What is being asked:
All of the entries need to be copied character for character.

Data supplied:
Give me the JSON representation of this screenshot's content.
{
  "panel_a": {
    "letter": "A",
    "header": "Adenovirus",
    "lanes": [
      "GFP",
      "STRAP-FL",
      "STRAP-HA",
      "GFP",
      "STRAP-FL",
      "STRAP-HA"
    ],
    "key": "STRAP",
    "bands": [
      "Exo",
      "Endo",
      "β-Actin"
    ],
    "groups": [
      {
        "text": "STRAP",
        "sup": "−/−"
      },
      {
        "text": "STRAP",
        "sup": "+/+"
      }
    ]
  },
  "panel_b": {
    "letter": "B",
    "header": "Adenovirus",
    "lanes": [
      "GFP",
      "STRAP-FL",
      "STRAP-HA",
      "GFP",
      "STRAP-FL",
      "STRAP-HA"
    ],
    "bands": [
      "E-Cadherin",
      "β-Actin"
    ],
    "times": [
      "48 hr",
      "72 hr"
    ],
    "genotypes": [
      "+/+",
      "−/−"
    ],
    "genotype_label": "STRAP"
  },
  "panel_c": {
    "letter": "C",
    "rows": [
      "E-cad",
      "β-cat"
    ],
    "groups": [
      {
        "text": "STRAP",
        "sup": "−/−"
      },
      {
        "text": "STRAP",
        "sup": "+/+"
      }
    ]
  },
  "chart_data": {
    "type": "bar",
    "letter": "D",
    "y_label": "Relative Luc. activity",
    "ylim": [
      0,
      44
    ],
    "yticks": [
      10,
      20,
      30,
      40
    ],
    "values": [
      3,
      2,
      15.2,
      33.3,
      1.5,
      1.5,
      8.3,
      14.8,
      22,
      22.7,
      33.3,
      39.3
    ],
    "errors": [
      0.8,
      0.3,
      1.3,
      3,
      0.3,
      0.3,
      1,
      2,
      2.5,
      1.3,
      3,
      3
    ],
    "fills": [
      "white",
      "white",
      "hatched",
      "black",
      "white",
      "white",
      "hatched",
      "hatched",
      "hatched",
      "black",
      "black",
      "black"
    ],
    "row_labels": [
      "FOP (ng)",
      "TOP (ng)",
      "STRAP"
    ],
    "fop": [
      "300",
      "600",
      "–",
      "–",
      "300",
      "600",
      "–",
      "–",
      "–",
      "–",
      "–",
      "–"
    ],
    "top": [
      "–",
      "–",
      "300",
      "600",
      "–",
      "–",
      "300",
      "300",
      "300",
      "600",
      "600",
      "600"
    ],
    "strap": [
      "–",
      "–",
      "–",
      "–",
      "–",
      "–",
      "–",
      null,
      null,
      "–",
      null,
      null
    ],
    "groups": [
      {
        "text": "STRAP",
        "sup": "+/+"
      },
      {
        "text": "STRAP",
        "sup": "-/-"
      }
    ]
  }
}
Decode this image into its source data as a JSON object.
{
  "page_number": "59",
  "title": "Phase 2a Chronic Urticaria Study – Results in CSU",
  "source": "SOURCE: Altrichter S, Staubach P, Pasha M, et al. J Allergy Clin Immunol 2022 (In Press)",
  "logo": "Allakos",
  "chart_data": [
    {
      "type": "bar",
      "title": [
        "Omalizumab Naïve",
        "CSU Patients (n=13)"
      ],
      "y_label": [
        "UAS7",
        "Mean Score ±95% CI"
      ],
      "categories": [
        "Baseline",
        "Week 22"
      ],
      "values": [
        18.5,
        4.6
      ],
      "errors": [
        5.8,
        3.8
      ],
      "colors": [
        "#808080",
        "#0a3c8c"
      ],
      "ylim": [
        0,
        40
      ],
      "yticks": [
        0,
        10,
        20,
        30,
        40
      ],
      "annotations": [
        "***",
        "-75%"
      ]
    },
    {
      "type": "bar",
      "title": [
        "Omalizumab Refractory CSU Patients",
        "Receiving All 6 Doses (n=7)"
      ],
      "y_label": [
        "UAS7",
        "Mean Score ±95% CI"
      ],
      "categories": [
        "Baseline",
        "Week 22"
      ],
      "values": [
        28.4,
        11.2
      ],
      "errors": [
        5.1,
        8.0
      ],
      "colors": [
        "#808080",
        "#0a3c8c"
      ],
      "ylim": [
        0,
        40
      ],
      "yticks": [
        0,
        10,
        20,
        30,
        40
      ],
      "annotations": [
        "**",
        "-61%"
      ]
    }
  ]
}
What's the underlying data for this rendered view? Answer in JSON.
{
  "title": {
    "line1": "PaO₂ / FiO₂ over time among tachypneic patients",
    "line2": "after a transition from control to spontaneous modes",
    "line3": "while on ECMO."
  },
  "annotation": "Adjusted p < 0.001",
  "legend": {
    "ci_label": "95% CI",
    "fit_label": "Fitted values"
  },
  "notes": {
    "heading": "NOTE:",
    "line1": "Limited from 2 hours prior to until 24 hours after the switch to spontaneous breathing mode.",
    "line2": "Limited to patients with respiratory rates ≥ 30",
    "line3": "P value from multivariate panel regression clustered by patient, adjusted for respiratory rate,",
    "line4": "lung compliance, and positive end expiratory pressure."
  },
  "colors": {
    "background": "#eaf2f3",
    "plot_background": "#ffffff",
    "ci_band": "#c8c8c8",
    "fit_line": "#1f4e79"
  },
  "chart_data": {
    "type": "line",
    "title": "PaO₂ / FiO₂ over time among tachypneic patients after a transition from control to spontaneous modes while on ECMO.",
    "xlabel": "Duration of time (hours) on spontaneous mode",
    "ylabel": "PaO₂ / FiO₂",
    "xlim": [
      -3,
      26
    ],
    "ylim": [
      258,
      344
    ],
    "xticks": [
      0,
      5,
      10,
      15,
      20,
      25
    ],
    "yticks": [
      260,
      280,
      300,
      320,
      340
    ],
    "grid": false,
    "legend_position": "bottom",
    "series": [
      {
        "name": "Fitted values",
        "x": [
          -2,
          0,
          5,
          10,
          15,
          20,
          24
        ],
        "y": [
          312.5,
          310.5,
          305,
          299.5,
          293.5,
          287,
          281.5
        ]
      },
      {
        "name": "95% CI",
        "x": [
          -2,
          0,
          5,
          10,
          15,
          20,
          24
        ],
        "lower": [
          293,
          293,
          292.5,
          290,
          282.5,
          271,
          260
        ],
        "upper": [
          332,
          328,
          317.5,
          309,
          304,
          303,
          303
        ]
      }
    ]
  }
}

Solution:
Give me the JSON representation of this screenshot's content.
{
  "panel_a": {
    "letter": "A",
    "header": "Adenovirus",
    "lanes": [
      "GFP",
      "STRAP-FL",
      "STRAP-HA",
      "GFP",
      "STRAP-FL",
      "STRAP-HA"
    ],
    "key": "STRAP",
    "bands": [
      "Exo",
      "Endo",
      "β-Actin"
    ],
    "groups": [
      {
        "text": "STRAP",
        "sup": "−/−"
      },
      {
        "text": "STRAP",
        "sup": "+/+"
      }
    ]
  },
  "panel_b": {
    "letter": "B",
    "header": "Adenovirus",
    "lanes": [
      "GFP",
      "STRAP-FL",
      "STRAP-HA",
      "GFP",
      "STRAP-FL",
      "STRAP-HA"
    ],
    "bands": [
      "E-Cadherin",
      "β-Actin"
    ],
    "times": [
      "48 hr",
      "72 hr"
    ],
    "genotypes": [
      "+/+",
      "−/−"
    ],
    "genotype_label": "STRAP"
  },
  "panel_c": {
    "letter": "C",
    "rows": [
      "E-cad",
      "β-cat"
    ],
    "groups": [
      {
        "text": "STRAP",
        "sup": "−/−"
      },
      {
        "text": "STRAP",
        "sup": "+/+"
      }
    ]
  },
  "chart_data": {
    "type": "bar",
    "letter": "D",
    "y_label": "Relative Luc. activity",
    "ylim": [
      0,
      44
    ],
    "yticks": [
      10,
      20,
      30,
      40
    ],
    "values": [
      3,
      2,
      15.2,
      33.3,
      1.5,
      1.5,
      8.3,
      14.8,
      22,
      22.7,
      33.3,
      39.3
    ],
    "errors": [
      0.8,
      0.3,
      1.3,
      3,
      0.3,
      0.3,
      1,
      2,
      2.5,
      1.3,
      3,
      3
    ],
    "fills": [
      "white",
      "white",
      "hatched",
      "black",
      "white",
      "white",
      "hatched",
      "hatched",
      "hatched",
      "black",
      "black",
      "black"
    ],
    "row_labels": [
      "FOP (ng)",
      "TOP (ng)",
      "STRAP"
    ],
    "fop": [
      "300",
      "600",
      "–",
      "–",
      "300",
      "600",
      "–",
      "–",
      "–",
      "–",
      "–",
      "–"
    ],
    "top": [
      "–",
      "–",
      "300",
      "600",
      "–",
      "–",
      "300",
      "300",
      "300",
      "600",
      "600",
      "600"
    ],
    "strap": [
      "–",
      "–",
      "–",
      "–",
      "–",
      "–",
      "–",
      null,
      null,
      "–",
      null,
      null
    ],
    "groups": [
      {
        "text": "STRAP",
        "sup": "+/+"
      },
      {
        "text": "STRAP",
        "sup": "-/-"
      }
    ]
  }
}
Decode this image into its source data as a JSON object.
{
  "page_number": "59",
  "title": "Phase 2a Chronic Urticaria Study – Results in CSU",
  "source": "SOURCE: Altrichter S, Staubach P, Pasha M, et al. J Allergy Clin Immunol 2022 (In Press)",
  "logo": "Allakos",
  "chart_data": [
    {
      "type": "bar",
      "title": [
        "Omalizumab Naïve",
        "CSU Patients (n=13)"
      ],
      "y_label": [
        "UAS7",
        "Mean Score ±95% CI"
      ],
      "categories": [
        "Baseline",
        "Week 22"
      ],
      "values": [
        18.5,
        4.6
      ],
      "errors": [
        5.8,
        3.8
      ],
      "colors": [
        "#808080",
        "#0a3c8c"
      ],
      "ylim": [
        0,
        40
      ],
      "yticks": [
        0,
        10,
        20,
        30,
        40
      ],
      "annotations": [
        "***",
        "-75%"
      ]
    },
    {
      "type": "bar",
      "title": [
        "Omalizumab Refractory CSU Patients",
        "Receiving All 6 Doses (n=7)"
      ],
      "y_label": [
        "UAS7",
        "Mean Score ±95% CI"
      ],
      "categories": [
        "Baseline",
        "Week 22"
      ],
      "values": [
        28.4,
        11.2
      ],
      "errors": [
        5.1,
        8.0
      ],
      "colors": [
        "#808080",
        "#0a3c8c"
      ],
      "ylim": [
        0,
        40
      ],
      "yticks": [
        0,
        10,
        20,
        30,
        40
      ],
      "annotations": [
        "**",
        "-61%"
      ]
    }
  ]
}
What's the underlying data for this rendered view? Answer in JSON.
{
  "title": {
    "line1": "PaO₂ / FiO₂ over time among tachypneic patients",
    "line2": "after a transition from control to spontaneous modes",
    "line3": "while on ECMO."
  },
  "annotation": "Adjusted p < 0.001",
  "legend": {
    "ci_label": "95% CI",
    "fit_label": "Fitted values"
  },
  "notes": {
    "heading": "NOTE:",
    "line1": "Limited from 2 hours prior to until 24 hours after the switch to spontaneous breathing mode.",
    "line2": "Limited to patients with respiratory rates ≥ 30",
    "line3": "P value from multivariate panel regression clustered by patient, adjusted for respiratory rate,",
    "line4": "lung compliance, and positive end expiratory pressure."
  },
  "colors": {
    "background": "#eaf2f3",
    "plot_background": "#ffffff",
    "ci_band": "#c8c8c8",
    "fit_line": "#1f4e79"
  },
  "chart_data": {
    "type": "line",
    "title": "PaO₂ / FiO₂ over time among tachypneic patients after a transition from control to spontaneous modes while on ECMO.",
    "xlabel": "Duration of time (hours) on spontaneous mode",
    "ylabel": "PaO₂ / FiO₂",
    "xlim": [
      -3,
      26
    ],
    "ylim": [
      258,
      344
    ],
    "xticks": [
      0,
      5,
      10,
      15,
      20,
      25
    ],
    "yticks": [
      260,
      280,
      300,
      320,
      340
    ],
    "grid": false,
    "legend_position": "bottom",
    "series": [
      {
        "name": "Fitted values",
        "x": [
          -2,
          0,
          5,
          10,
          15,
          20,
          24
        ],
        "y": [
          312.5,
          310.5,
          305,
          299.5,
          293.5,
          287,
          281.5
        ]
      },
      {
        "name": "95% CI",
        "x": [
          -2,
          0,
          5,
          10,
          15,
          20,
          24
        ],
        "lower": [
          293,
          293,
          292.5,
          290,
          282.5,
          271,
          260
        ],
        "upper": [
          332,
          328,
          317.5,
          309,
          304,
          303,
          303
        ]
      }
    ]
  }
}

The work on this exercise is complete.